BRIEF → Find every line in the records below that contains the word "name", and copy each such line.

GIVEN INFORMATION →
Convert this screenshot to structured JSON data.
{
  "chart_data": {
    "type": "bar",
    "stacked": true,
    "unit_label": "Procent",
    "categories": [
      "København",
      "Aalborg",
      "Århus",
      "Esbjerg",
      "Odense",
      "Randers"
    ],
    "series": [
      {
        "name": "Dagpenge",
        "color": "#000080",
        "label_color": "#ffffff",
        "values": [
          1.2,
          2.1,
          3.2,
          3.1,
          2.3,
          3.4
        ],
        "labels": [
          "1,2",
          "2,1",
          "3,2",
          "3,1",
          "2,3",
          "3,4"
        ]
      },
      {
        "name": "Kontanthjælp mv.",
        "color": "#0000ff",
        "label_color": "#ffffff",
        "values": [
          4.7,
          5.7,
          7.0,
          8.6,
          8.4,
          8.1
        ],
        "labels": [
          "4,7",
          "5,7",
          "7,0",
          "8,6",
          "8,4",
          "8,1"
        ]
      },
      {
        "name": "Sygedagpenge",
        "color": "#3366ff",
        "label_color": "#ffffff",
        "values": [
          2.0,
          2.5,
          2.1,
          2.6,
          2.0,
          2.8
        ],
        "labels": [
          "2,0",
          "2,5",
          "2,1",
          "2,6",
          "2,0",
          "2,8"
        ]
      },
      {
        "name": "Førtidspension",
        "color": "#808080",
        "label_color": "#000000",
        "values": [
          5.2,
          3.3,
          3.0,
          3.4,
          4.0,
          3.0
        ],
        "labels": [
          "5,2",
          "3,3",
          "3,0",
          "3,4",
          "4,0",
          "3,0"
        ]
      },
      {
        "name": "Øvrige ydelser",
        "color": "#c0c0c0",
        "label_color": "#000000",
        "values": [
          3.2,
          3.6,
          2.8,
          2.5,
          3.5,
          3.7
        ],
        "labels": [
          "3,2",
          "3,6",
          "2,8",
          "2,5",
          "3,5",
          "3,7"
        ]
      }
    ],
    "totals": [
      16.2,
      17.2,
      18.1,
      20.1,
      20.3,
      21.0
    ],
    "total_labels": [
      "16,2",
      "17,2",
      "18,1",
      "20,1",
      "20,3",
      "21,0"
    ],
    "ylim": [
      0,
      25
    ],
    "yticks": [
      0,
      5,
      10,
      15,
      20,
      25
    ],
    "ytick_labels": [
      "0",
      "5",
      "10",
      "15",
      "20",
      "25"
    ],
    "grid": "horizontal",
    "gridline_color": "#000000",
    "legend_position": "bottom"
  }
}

SOLUTION FOR THIS EXERCISE →
        "name": "Dagpenge",
        "name": "Kontanthjælp mv.",
        "name": "Sygedagpenge",
        "name": "Førtidspension",
        "name": "Øvrige ydelser",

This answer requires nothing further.